**WORK TO DO**
Give only the number of lines in these records that contain the word "During".

**PROVIDED INFORMATION**

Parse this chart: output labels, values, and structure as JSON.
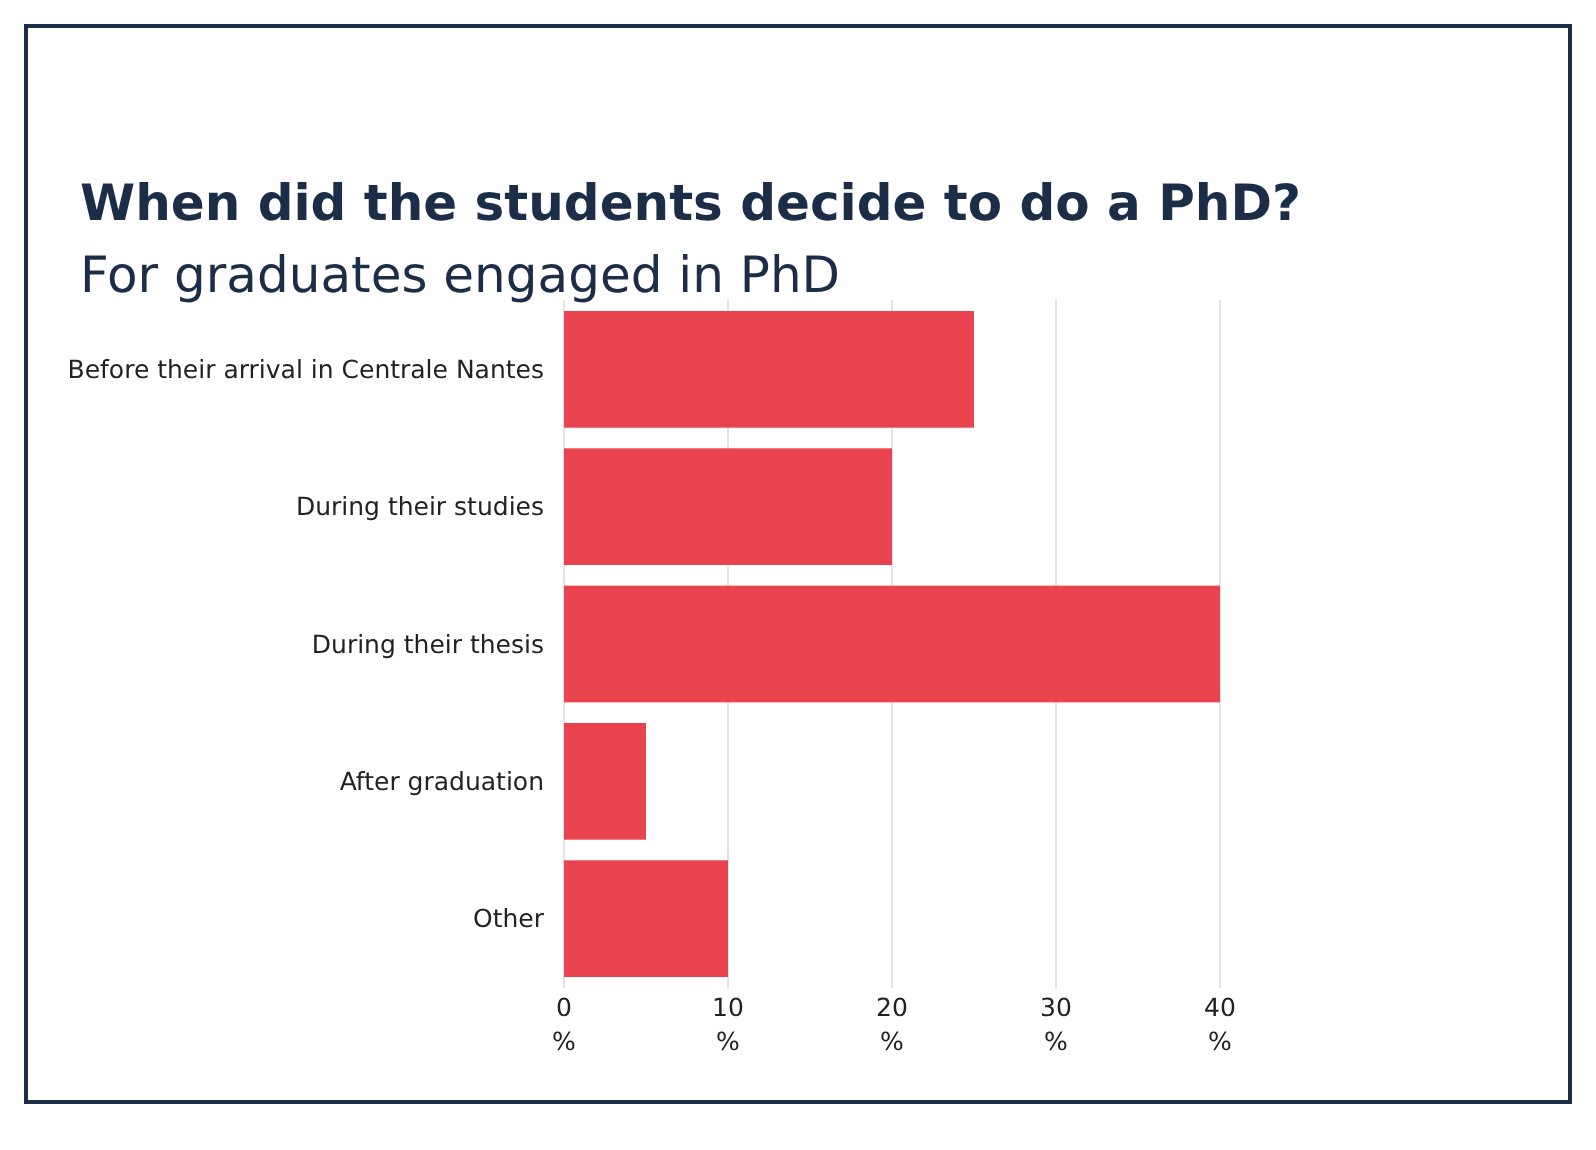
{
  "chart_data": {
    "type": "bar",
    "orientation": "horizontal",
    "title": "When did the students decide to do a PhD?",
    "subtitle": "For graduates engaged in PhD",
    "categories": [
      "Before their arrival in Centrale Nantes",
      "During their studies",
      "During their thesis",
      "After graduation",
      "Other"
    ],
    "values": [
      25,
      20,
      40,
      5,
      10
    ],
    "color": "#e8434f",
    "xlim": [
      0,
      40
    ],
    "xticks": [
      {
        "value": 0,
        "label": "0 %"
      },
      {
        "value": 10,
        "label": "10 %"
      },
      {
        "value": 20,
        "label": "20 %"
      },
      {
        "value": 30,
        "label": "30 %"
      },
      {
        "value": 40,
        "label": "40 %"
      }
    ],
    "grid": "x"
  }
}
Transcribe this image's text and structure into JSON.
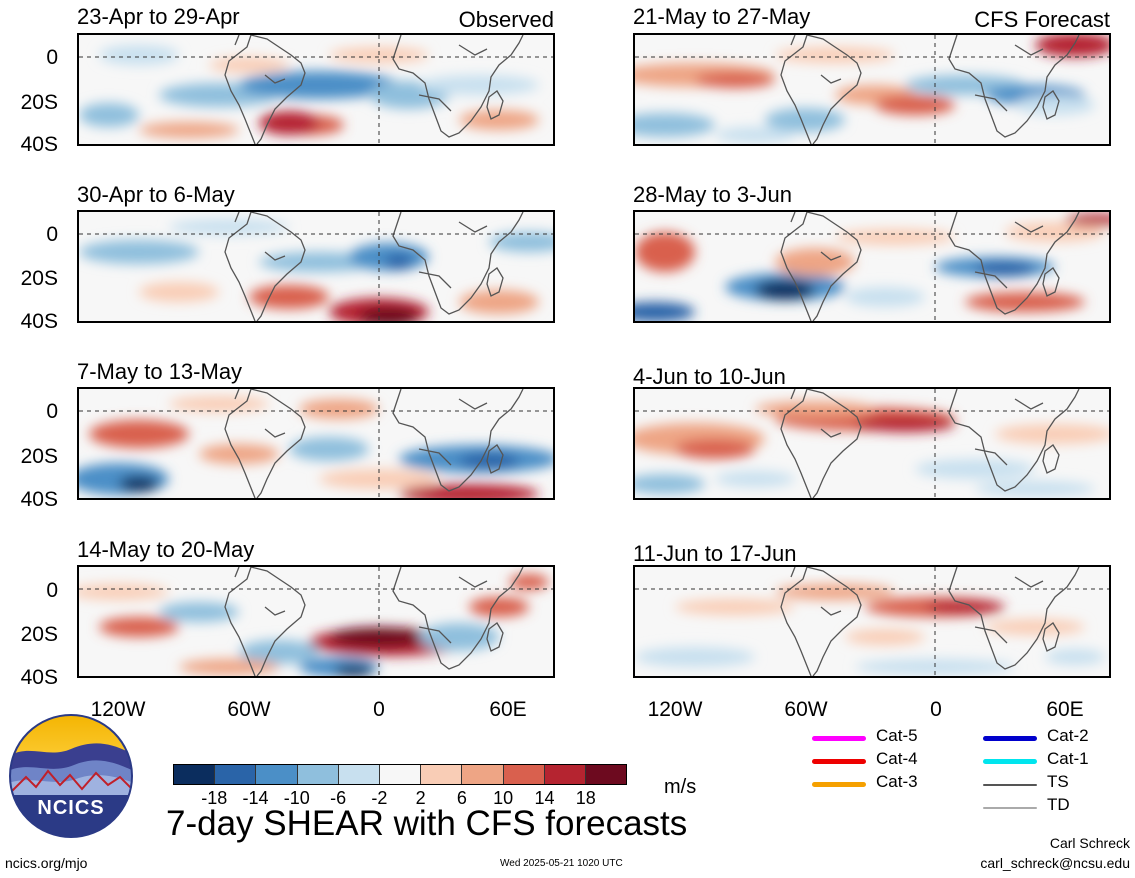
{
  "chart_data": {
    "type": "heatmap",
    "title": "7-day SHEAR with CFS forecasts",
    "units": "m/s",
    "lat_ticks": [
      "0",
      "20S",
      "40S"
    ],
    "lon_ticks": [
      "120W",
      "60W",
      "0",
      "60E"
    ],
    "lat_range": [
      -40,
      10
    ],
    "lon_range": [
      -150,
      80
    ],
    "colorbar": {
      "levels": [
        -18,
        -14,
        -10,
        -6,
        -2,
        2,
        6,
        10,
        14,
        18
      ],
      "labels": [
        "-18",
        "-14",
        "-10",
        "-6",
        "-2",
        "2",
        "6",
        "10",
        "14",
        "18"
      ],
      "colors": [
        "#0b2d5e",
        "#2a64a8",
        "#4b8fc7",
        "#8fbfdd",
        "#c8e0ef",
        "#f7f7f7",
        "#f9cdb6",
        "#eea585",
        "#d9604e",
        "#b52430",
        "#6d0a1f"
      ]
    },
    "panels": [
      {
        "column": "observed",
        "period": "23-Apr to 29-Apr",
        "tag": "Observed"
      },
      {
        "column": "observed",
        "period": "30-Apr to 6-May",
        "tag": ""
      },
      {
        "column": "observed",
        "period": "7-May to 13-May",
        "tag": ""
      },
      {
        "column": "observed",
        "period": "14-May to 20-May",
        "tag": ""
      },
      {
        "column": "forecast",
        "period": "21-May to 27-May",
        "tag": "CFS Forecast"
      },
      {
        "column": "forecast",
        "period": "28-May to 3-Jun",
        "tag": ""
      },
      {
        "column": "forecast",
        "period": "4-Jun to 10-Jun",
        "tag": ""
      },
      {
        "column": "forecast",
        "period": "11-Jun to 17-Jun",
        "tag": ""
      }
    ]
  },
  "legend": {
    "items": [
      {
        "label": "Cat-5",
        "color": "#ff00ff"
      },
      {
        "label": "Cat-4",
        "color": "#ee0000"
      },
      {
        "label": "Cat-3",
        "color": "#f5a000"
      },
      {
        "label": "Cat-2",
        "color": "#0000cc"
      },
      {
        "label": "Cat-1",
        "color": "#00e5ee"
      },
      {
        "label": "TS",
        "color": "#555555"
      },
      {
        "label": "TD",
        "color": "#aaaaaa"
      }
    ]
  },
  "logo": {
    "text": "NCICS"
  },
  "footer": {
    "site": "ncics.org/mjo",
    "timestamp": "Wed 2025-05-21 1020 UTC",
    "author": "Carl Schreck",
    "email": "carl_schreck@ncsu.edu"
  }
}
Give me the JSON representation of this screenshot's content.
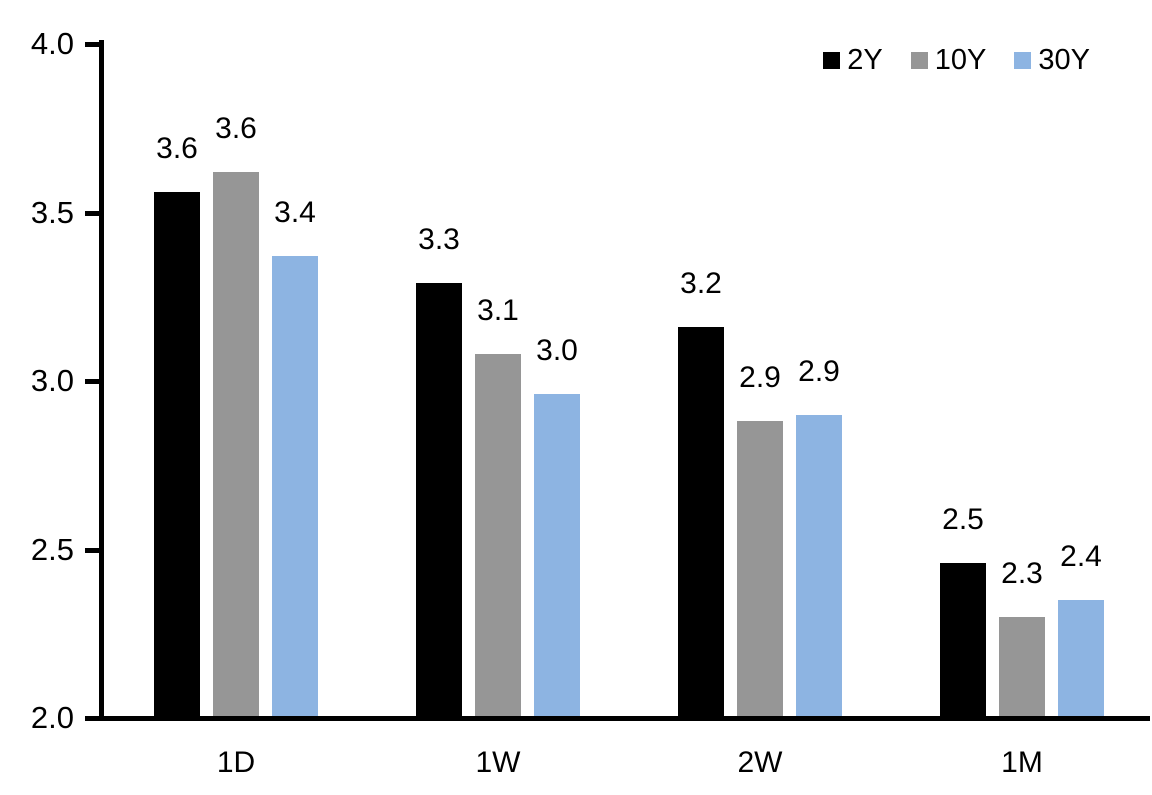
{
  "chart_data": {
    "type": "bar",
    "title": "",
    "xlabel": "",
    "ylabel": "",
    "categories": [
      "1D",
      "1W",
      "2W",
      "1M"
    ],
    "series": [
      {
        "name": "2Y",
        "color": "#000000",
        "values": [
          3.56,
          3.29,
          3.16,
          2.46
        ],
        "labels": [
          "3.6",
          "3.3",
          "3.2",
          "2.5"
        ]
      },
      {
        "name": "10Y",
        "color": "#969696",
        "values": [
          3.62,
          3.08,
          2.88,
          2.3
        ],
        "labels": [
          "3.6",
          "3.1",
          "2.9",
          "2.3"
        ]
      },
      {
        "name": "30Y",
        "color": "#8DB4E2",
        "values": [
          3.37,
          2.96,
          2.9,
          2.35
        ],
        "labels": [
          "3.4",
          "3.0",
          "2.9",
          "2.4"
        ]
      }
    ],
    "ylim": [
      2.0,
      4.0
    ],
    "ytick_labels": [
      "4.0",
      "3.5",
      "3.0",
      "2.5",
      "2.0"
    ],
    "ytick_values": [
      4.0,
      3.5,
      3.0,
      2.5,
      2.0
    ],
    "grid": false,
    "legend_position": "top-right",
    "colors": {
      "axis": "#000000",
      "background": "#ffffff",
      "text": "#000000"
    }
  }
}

**OUTPUT FOR THIS EXERCISE**
2